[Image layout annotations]

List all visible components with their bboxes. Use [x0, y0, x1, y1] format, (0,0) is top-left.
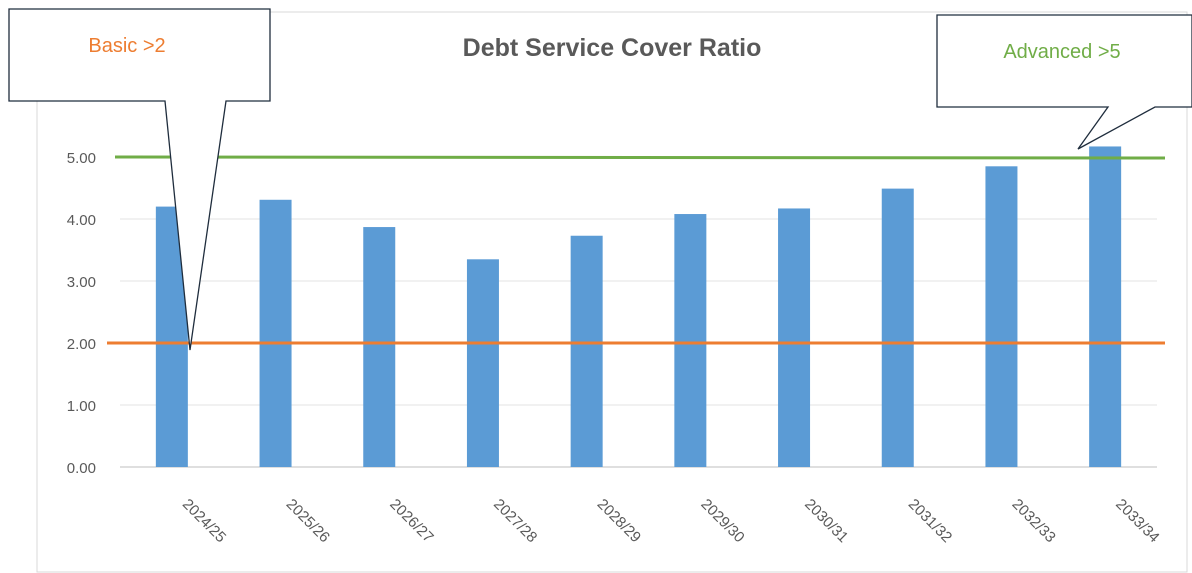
y-tick-label: 1.00: [67, 398, 96, 415]
y-tick-label: 3.00: [67, 274, 96, 291]
basic-callout-shape: [8, 8, 271, 351]
advanced-callout: Advanced >5: [936, 14, 1192, 150]
y-tick-label: 0.00: [67, 460, 96, 477]
bar: [259, 199, 292, 467]
basic-callout: Basic >2: [8, 8, 271, 351]
advanced-callout-shape: [936, 14, 1192, 150]
bar: [466, 259, 499, 467]
y-tick-label: 4.00: [67, 212, 96, 229]
y-tick-label: 5.00: [67, 150, 96, 167]
bar: [363, 227, 396, 467]
basic-callout-label: Basic >2: [88, 35, 165, 57]
bar: [881, 188, 914, 467]
bar: [1089, 146, 1122, 467]
bar: [778, 208, 811, 467]
bar: [985, 166, 1018, 468]
threshold-line: [114, 155, 1166, 160]
chart-title: Debt Service Cover Ratio: [463, 34, 762, 62]
advanced-callout-label: Advanced >5: [1003, 41, 1120, 63]
bar: [674, 214, 707, 467]
bar: [570, 235, 603, 467]
y-tick-label: 2.00: [67, 336, 96, 353]
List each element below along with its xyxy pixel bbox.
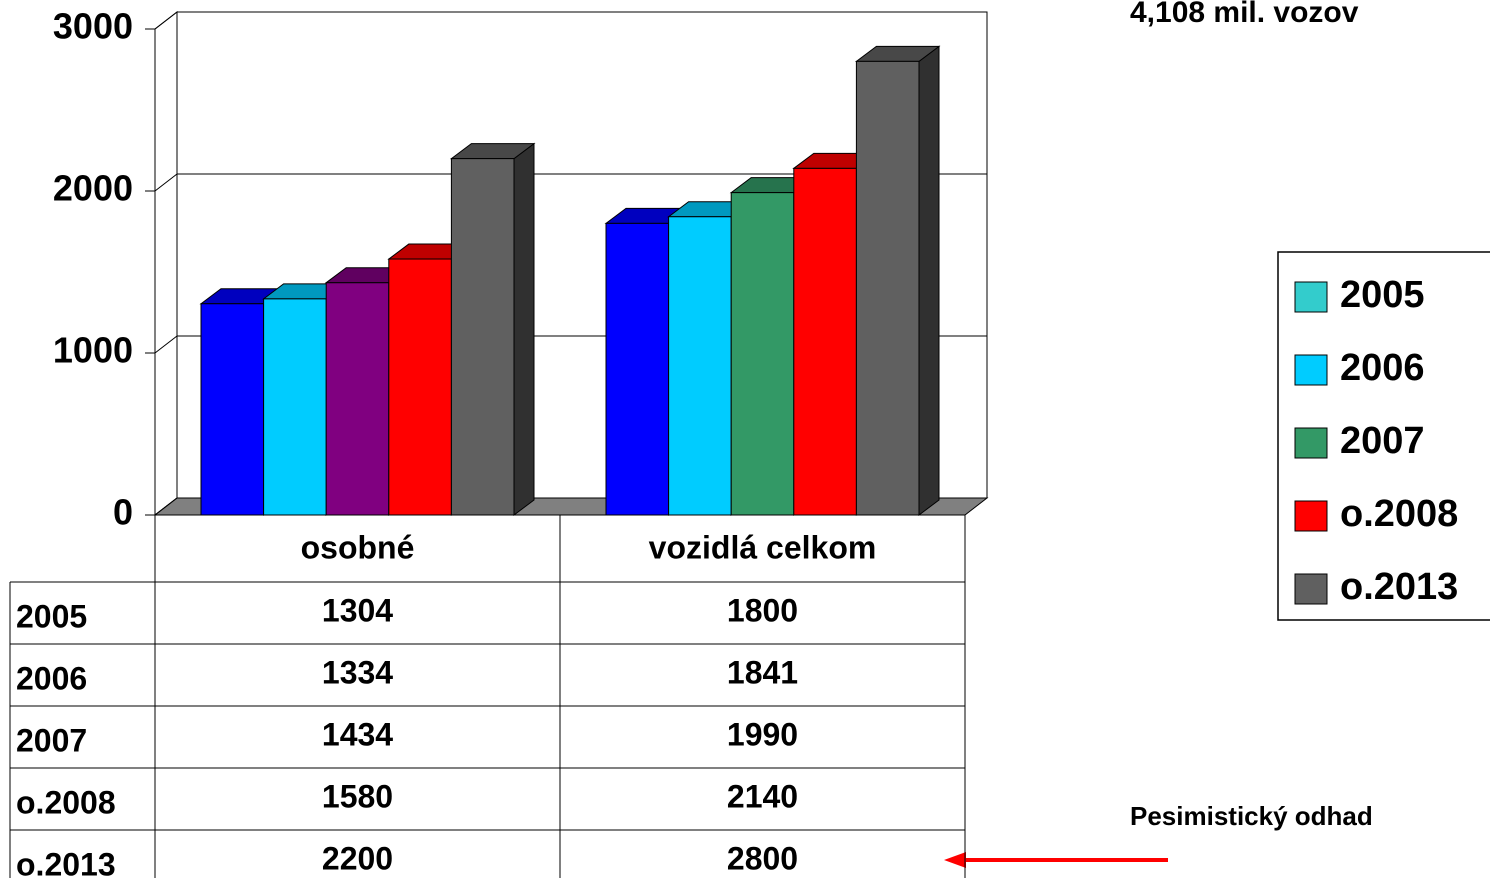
- legend-swatch: [1294, 500, 1328, 532]
- legend-label: 2005: [1340, 274, 1425, 316]
- grid-line: [154, 497, 178, 516]
- bar-front: [668, 216, 732, 516]
- table-cell: 1304: [322, 592, 393, 628]
- bar: [449, 142, 536, 516]
- bar-front: [388, 258, 452, 516]
- legend-label: 2007: [1340, 420, 1425, 462]
- annotation: Pesimistický odhad: [1130, 801, 1373, 831]
- table-cell: 1434: [322, 716, 393, 752]
- table-header: vozidlá celkom: [649, 529, 877, 565]
- legend-swatch: [1294, 354, 1328, 386]
- table-row-label: 2005: [16, 598, 87, 634]
- bar-side: [918, 45, 940, 516]
- side-wall: [154, 10, 178, 517]
- table-cell: 2140: [727, 778, 798, 814]
- table-cell: 2200: [322, 840, 393, 876]
- bar-front: [730, 192, 795, 516]
- grid-line: [154, 335, 178, 354]
- bar-side: [513, 142, 535, 516]
- table-cell: 2800: [727, 840, 798, 876]
- legend-label: 2006: [1340, 347, 1425, 389]
- legend-swatch: [1294, 573, 1328, 605]
- table-cell: 1580: [322, 778, 393, 814]
- bar-front: [793, 167, 857, 516]
- legend-swatch: [1294, 281, 1328, 313]
- table-row-label: 2006: [16, 660, 87, 696]
- y-tick-label: 1000: [53, 330, 133, 371]
- bar-front: [325, 282, 390, 516]
- grid-line: [154, 11, 178, 30]
- bar: [854, 45, 941, 516]
- table-row-label: o.2013: [16, 846, 116, 878]
- table-header: osobné: [301, 529, 415, 565]
- arrow-head: [944, 852, 966, 868]
- legend-label: o.2008: [1340, 493, 1458, 535]
- legend-label: o.2013: [1340, 566, 1458, 608]
- bar-front: [855, 60, 920, 516]
- y-tick-label: 2000: [53, 168, 133, 209]
- table-row-label: 2007: [16, 722, 87, 758]
- table-row-label: o.2008: [16, 784, 116, 820]
- y-tick-label: 3000: [53, 6, 133, 47]
- bar-front: [605, 222, 670, 516]
- grid-line: [154, 173, 178, 192]
- legend-swatch: [1294, 427, 1328, 459]
- table-cell: 1334: [322, 654, 393, 690]
- bar-front: [450, 158, 515, 516]
- chart-title: 4,108 mil. vozov: [1130, 0, 1359, 29]
- bar-front: [200, 303, 265, 516]
- table-cell: 1990: [727, 716, 798, 752]
- y-tick-label: 0: [113, 492, 133, 533]
- table-cell: 1800: [727, 592, 798, 628]
- table-cell: 1841: [727, 654, 798, 690]
- bar-front: [263, 298, 327, 516]
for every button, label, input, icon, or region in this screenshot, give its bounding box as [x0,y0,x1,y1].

Work to do → Reproduce every line of the data above word for word, leaving out the pictures.

Correct result →
List all visible components with their bboxes. Use [x0, y0, x1, y1] format, (0,0) is top-left.
y-tick-label: 1.00: [67, 398, 96, 415]
y-tick-label: 3.00: [67, 274, 96, 291]
basic-callout-shape: [8, 8, 271, 351]
advanced-callout: Advanced >5: [936, 14, 1192, 150]
y-tick-label: 0.00: [67, 460, 96, 477]
bar: [259, 199, 292, 467]
basic-callout: Basic >2: [8, 8, 271, 351]
advanced-callout-shape: [936, 14, 1192, 150]
bar: [466, 259, 499, 467]
y-tick-label: 4.00: [67, 212, 96, 229]
y-tick-label: 5.00: [67, 150, 96, 167]
bar: [363, 227, 396, 467]
basic-callout-label: Basic >2: [88, 35, 165, 57]
bar: [881, 188, 914, 467]
bar: [1089, 146, 1122, 467]
bar: [778, 208, 811, 467]
bar: [985, 166, 1018, 468]
threshold-line: [114, 155, 1166, 160]
chart-title: Debt Service Cover Ratio: [463, 34, 762, 62]
advanced-callout-label: Advanced >5: [1003, 41, 1120, 63]
bar: [674, 214, 707, 467]
bar: [570, 235, 603, 467]
y-tick-label: 2.00: [67, 336, 96, 353]
List each element below along with its xyxy pixel bbox.
- legend-swatch: [1294, 500, 1328, 532]
- legend-label: 2005: [1340, 274, 1425, 316]
- grid-line: [154, 497, 178, 516]
- bar-front: [668, 216, 732, 516]
- table-cell: 1304: [322, 592, 393, 628]
- bar: [449, 142, 536, 516]
- bar-front: [388, 258, 452, 516]
- legend-label: 2007: [1340, 420, 1425, 462]
- annotation: Pesimistický odhad: [1130, 801, 1373, 831]
- table-cell: 1434: [322, 716, 393, 752]
- table-header: vozidlá celkom: [649, 529, 877, 565]
- legend-swatch: [1294, 354, 1328, 386]
- table-row-label: 2005: [16, 598, 87, 634]
- bar-side: [918, 45, 940, 516]
- side-wall: [154, 10, 178, 517]
- table-cell: 2140: [727, 778, 798, 814]
- table-cell: 2200: [322, 840, 393, 876]
- bar-front: [730, 192, 795, 516]
- grid-line: [154, 335, 178, 354]
- bar-side: [513, 142, 535, 516]
- table-cell: 2800: [727, 840, 798, 876]
- legend-label: 2006: [1340, 347, 1425, 389]
- legend-swatch: [1294, 573, 1328, 605]
- table-cell: 1580: [322, 778, 393, 814]
- bar-front: [793, 167, 857, 516]
- legend-swatch: [1294, 281, 1328, 313]
- table-row-label: 2006: [16, 660, 87, 696]
- y-tick-label: 1000: [53, 330, 133, 371]
- bar-front: [325, 282, 390, 516]
- grid-line: [154, 11, 178, 30]
- bar: [854, 45, 941, 516]
- table-row-label: o.2013: [16, 846, 116, 878]
- table-header: osobné: [301, 529, 415, 565]
- arrow-head: [944, 852, 966, 868]
- legend-label: o.2008: [1340, 493, 1458, 535]
- legend-label: o.2013: [1340, 566, 1458, 608]
- bar-front: [855, 60, 920, 516]
- y-tick-label: 2000: [53, 168, 133, 209]
- table-row-label: 2007: [16, 722, 87, 758]
- table-row-label: o.2008: [16, 784, 116, 820]
- y-tick-label: 3000: [53, 6, 133, 47]
- bar-front: [605, 222, 670, 516]
- grid-line: [154, 173, 178, 192]
- legend-swatch: [1294, 427, 1328, 459]
- table-cell: 1334: [322, 654, 393, 690]
- bar-front: [450, 158, 515, 516]
- chart-title: 4,108 mil. vozov: [1130, 0, 1359, 29]
- bar-front: [200, 303, 265, 516]
- table-cell: 1990: [727, 716, 798, 752]
- y-tick-label: 0: [113, 492, 133, 533]
- table-cell: 1800: [727, 592, 798, 628]
- table-cell: 1841: [727, 654, 798, 690]
- bar-front: [263, 298, 327, 516]
for every button, label, input, icon, or region in this screenshot, give its bounding box as [x0,y0,x1,y1].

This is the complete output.